> Data in this exercise
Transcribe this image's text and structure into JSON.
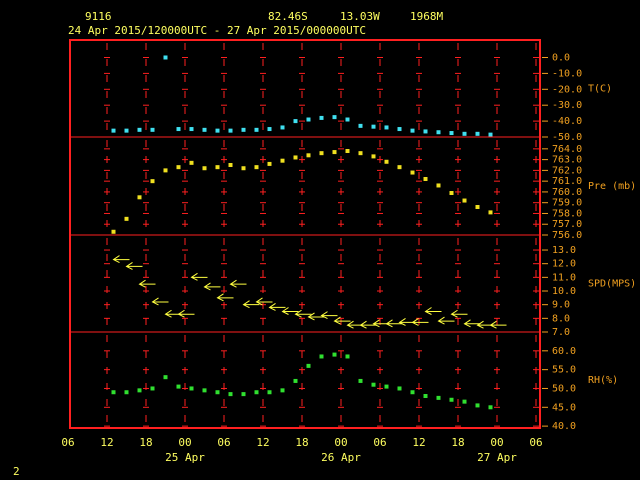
{
  "header": {
    "station": "9116",
    "latitude": "82.46S",
    "longitude": "13.03W",
    "elevation": "1968M",
    "period": "24 Apr 2015/120000UTC - 27 Apr 2015/000000UTC",
    "corner_label": "2"
  },
  "xaxis": {
    "xlim": [
      6,
      78
    ],
    "xticks": [
      {
        "value": 6,
        "label": "06"
      },
      {
        "value": 12,
        "label": "12"
      },
      {
        "value": 18,
        "label": "18"
      },
      {
        "value": 24,
        "label": "00"
      },
      {
        "value": 30,
        "label": "06"
      },
      {
        "value": 36,
        "label": "12"
      },
      {
        "value": 42,
        "label": "18"
      },
      {
        "value": 48,
        "label": "00"
      },
      {
        "value": 54,
        "label": "06"
      },
      {
        "value": 60,
        "label": "12"
      },
      {
        "value": 66,
        "label": "18"
      },
      {
        "value": 72,
        "label": "00"
      },
      {
        "value": 78,
        "label": "06"
      }
    ],
    "day_labels": [
      {
        "value": 24,
        "label": "25 Apr"
      },
      {
        "value": 48,
        "label": "26 Apr"
      },
      {
        "value": 72,
        "label": "27 Apr"
      }
    ]
  },
  "chart_data": [
    {
      "type": "scatter",
      "ylabel": "T(C)",
      "color": "#40e0f0",
      "x": [
        13,
        15,
        17,
        19,
        21,
        23,
        25,
        27,
        29,
        31,
        33,
        35,
        37,
        39,
        41,
        43,
        45,
        47,
        49,
        51,
        53,
        55,
        57,
        59,
        61,
        63,
        65,
        67,
        69,
        71
      ],
      "values": [
        -46,
        -46,
        -45.5,
        -45.5,
        0,
        -45,
        -45,
        -45.5,
        -46,
        -46,
        -45.5,
        -45.5,
        -45,
        -44,
        -40,
        -39,
        -38,
        -37.5,
        -39,
        -43,
        -43.5,
        -44,
        -45,
        -46,
        -46.5,
        -47,
        -47.5,
        -48,
        -48,
        -48.5
      ],
      "ylim": [
        -50,
        11
      ],
      "yticks": [
        {
          "value": 0,
          "label": "0.0"
        },
        {
          "value": -10,
          "label": "-10.0"
        },
        {
          "value": -20,
          "label": "-20.0"
        },
        {
          "value": -30,
          "label": "-30.0"
        },
        {
          "value": -40,
          "label": "-40.0"
        },
        {
          "value": -50,
          "label": "-50.0"
        }
      ]
    },
    {
      "type": "scatter",
      "ylabel": "Pre (mb)",
      "color": "#f0e020",
      "x": [
        13,
        15,
        17,
        19,
        21,
        23,
        25,
        27,
        29,
        31,
        33,
        35,
        37,
        39,
        41,
        43,
        45,
        47,
        49,
        51,
        53,
        55,
        57,
        59,
        61,
        63,
        65,
        67,
        69,
        71
      ],
      "values": [
        756.3,
        757.5,
        759.5,
        761,
        762,
        762.3,
        762.7,
        762.2,
        762.3,
        762.5,
        762.2,
        762.3,
        762.6,
        762.9,
        763.2,
        763.4,
        763.6,
        763.7,
        763.8,
        763.6,
        763.3,
        762.8,
        762.3,
        761.8,
        761.2,
        760.6,
        759.9,
        759.2,
        758.6,
        758.1
      ],
      "ylim": [
        756,
        765.1
      ],
      "yticks": [
        {
          "value": 764,
          "label": "764.0"
        },
        {
          "value": 763,
          "label": "763.0"
        },
        {
          "value": 762,
          "label": "762.0"
        },
        {
          "value": 761,
          "label": "761.0"
        },
        {
          "value": 760,
          "label": "760.0"
        },
        {
          "value": 759,
          "label": "759.0"
        },
        {
          "value": 758,
          "label": "758.0"
        },
        {
          "value": 757,
          "label": "757.0"
        },
        {
          "value": 756,
          "label": "756.0"
        }
      ]
    },
    {
      "type": "barb",
      "ylabel": "SPD(MPS)",
      "color": "#ffff40",
      "x": [
        13,
        15,
        17,
        19,
        21,
        23,
        25,
        27,
        29,
        31,
        33,
        35,
        37,
        39,
        41,
        43,
        45,
        47,
        49,
        51,
        53,
        55,
        57,
        59,
        61,
        63,
        65,
        67,
        69,
        71
      ],
      "values": [
        12.3,
        11.8,
        10.5,
        9.2,
        8.3,
        8.3,
        11,
        10.3,
        9.5,
        10.5,
        9,
        9.2,
        8.8,
        8.5,
        8.3,
        8.1,
        8.2,
        7.8,
        7.5,
        7.5,
        7.6,
        7.6,
        7.7,
        7.7,
        8.5,
        7.8,
        8.3,
        7.6,
        7.5,
        7.5
      ],
      "ylim": [
        7,
        14.1
      ],
      "yticks": [
        {
          "value": 13,
          "label": "13.0"
        },
        {
          "value": 12,
          "label": "12.0"
        },
        {
          "value": 11,
          "label": "11.0"
        },
        {
          "value": 10,
          "label": "10.0"
        },
        {
          "value": 9,
          "label": "9.0"
        },
        {
          "value": 8,
          "label": "8.0"
        },
        {
          "value": 7,
          "label": "7.0"
        }
      ]
    },
    {
      "type": "scatter",
      "ylabel": "RH(%)",
      "color": "#30e030",
      "x": [
        13,
        15,
        17,
        19,
        21,
        23,
        25,
        27,
        29,
        31,
        33,
        35,
        37,
        39,
        41,
        43,
        45,
        47,
        49,
        51,
        53,
        55,
        57,
        59,
        61,
        63,
        65,
        67,
        69,
        71
      ],
      "values": [
        49,
        49,
        49.5,
        50,
        53,
        50.5,
        50,
        49.5,
        49,
        48.5,
        48.5,
        49,
        49,
        49.5,
        52,
        56,
        58.5,
        59,
        58.5,
        52,
        51,
        50.5,
        50,
        49,
        48,
        47.5,
        47,
        46.5,
        45.5,
        45
      ],
      "ylim": [
        39.5,
        65
      ],
      "yticks": [
        {
          "value": 60,
          "label": "60.0"
        },
        {
          "value": 55,
          "label": "55.0"
        },
        {
          "value": 50,
          "label": "50.0"
        },
        {
          "value": 45,
          "label": "45.0"
        },
        {
          "value": 40,
          "label": "40.0"
        }
      ]
    }
  ]
}
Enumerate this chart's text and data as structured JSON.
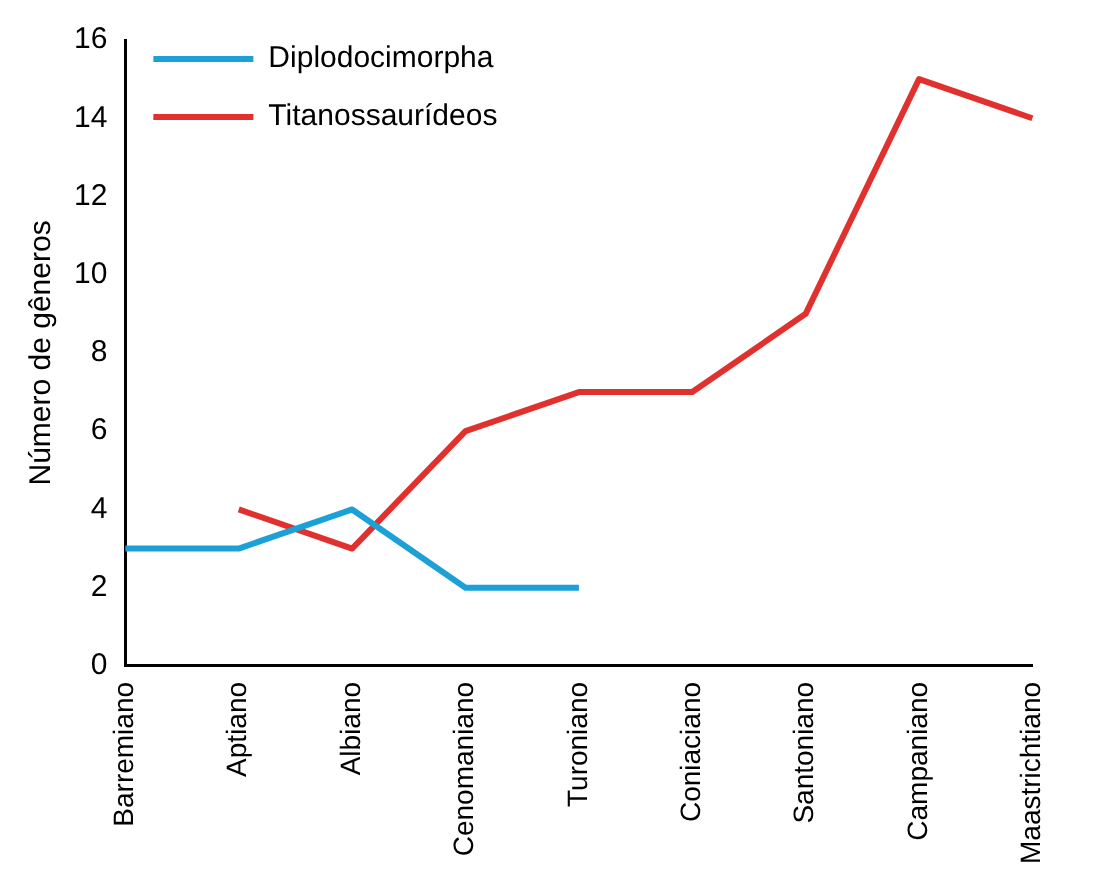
{
  "chart_data": {
    "type": "line",
    "ylabel": "Número de gêneros",
    "categories": [
      "Barremiano",
      "Aptiano",
      "Albiano",
      "Cenomaniano",
      "Turoniano",
      "Coniaciano",
      "Santoniano",
      "Campaniano",
      "Maastrichtiano"
    ],
    "series": [
      {
        "name": "Diplodocimorpha",
        "color": "#1ba1d8",
        "values": [
          3,
          3,
          4,
          2,
          2,
          null,
          null,
          null,
          null
        ]
      },
      {
        "name": "Titanossaurídeos",
        "color": "#e0312f",
        "values": [
          null,
          4,
          3,
          6,
          7,
          7,
          9,
          15,
          14
        ]
      }
    ],
    "ylim": [
      0,
      16
    ],
    "yticks": [
      0,
      2,
      4,
      6,
      8,
      10,
      12,
      14,
      16
    ],
    "grid": false,
    "legend": "top left",
    "marker": "none",
    "line_style": "solid"
  }
}
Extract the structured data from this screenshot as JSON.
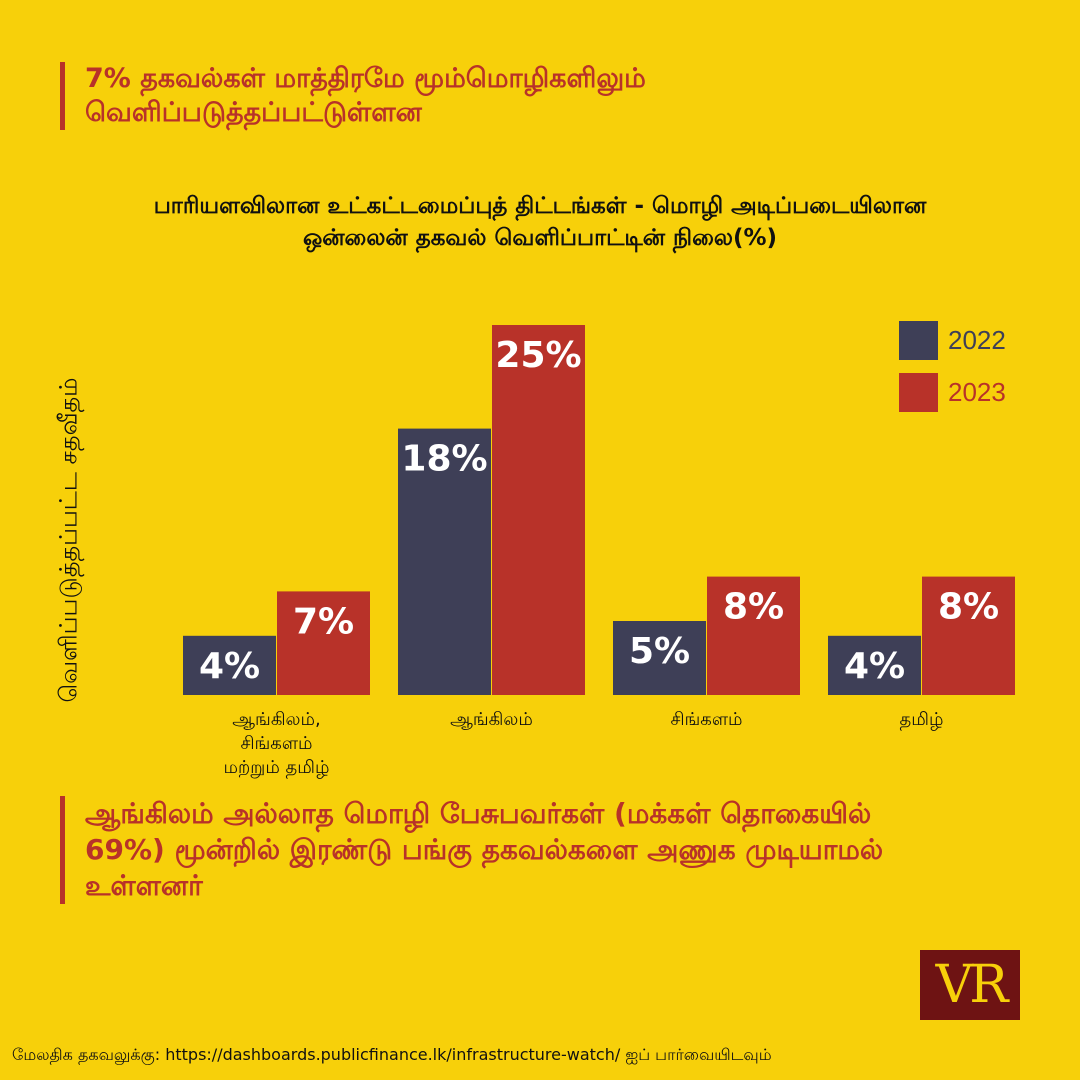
{
  "headline": "7% தகவல்கள் மாத்திரமே மூம்மொழிகளிலும் வெளிப்படுத்தப்பட்டுள்ளன",
  "chart_data": {
    "type": "bar",
    "title": "பாரியளவிலான உட்கட்டமைப்புத் திட்டங்கள் - மொழி அடிப்படையிலான ஒன்லைன் தகவல் வெளிப்பாட்டின் நிலை(%)",
    "ylabel": "வெளிப்படுத்தப்பட்ட சதவீதம்",
    "xlabel": "",
    "categories": [
      "ஆங்கிலம், சிங்களம் மற்றும் தமிழ்",
      "ஆங்கிலம்",
      "சிங்களம்",
      "தமிழ்"
    ],
    "series": [
      {
        "name": "2022",
        "values": [
          4,
          18,
          5,
          4
        ],
        "labels": [
          "4%",
          "18%",
          "5%",
          "4%"
        ],
        "color": "#3E3F57"
      },
      {
        "name": "2023",
        "values": [
          7,
          25,
          8,
          8
        ],
        "labels": [
          "7%",
          "25%",
          "8%",
          "8%"
        ],
        "color": "#B83229"
      }
    ],
    "ylim": [
      0,
      25
    ],
    "grid": false,
    "legend_position": "top-right"
  },
  "category_labels": [
    [
      "ஆங்கிலம்,",
      "சிங்களம்",
      "மற்றும் தமிழ்"
    ],
    [
      "ஆங்கிலம்"
    ],
    [
      "சிங்களம்"
    ],
    [
      "தமிழ்"
    ]
  ],
  "footnote": "ஆங்கிலம் அல்லாத மொழி பேசுபவர்கள் (மக்கள் தொகையில் 69%) மூன்றில் இரண்டு பங்கு தகவல்களை அணுக முடியாமல் உள்ளனர்",
  "logo": "VR",
  "source": "மேலதிக தகவலுக்கு: https://dashboards.publicfinance.lk/infrastructure-watch/ ஐப் பார்வையிடவும்",
  "colors": {
    "background": "#F7D00A",
    "accent": "#B83229",
    "dark": "#3E3F57",
    "logo_bg": "#6E1313"
  }
}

> Set task
Which lines contain the word "name"? Copy each one.

> Completed exercise
        "name": "Diplodocimorpha",
        "name": "Titanossaurídeos",
        "name": "2022",
        "name": "2023",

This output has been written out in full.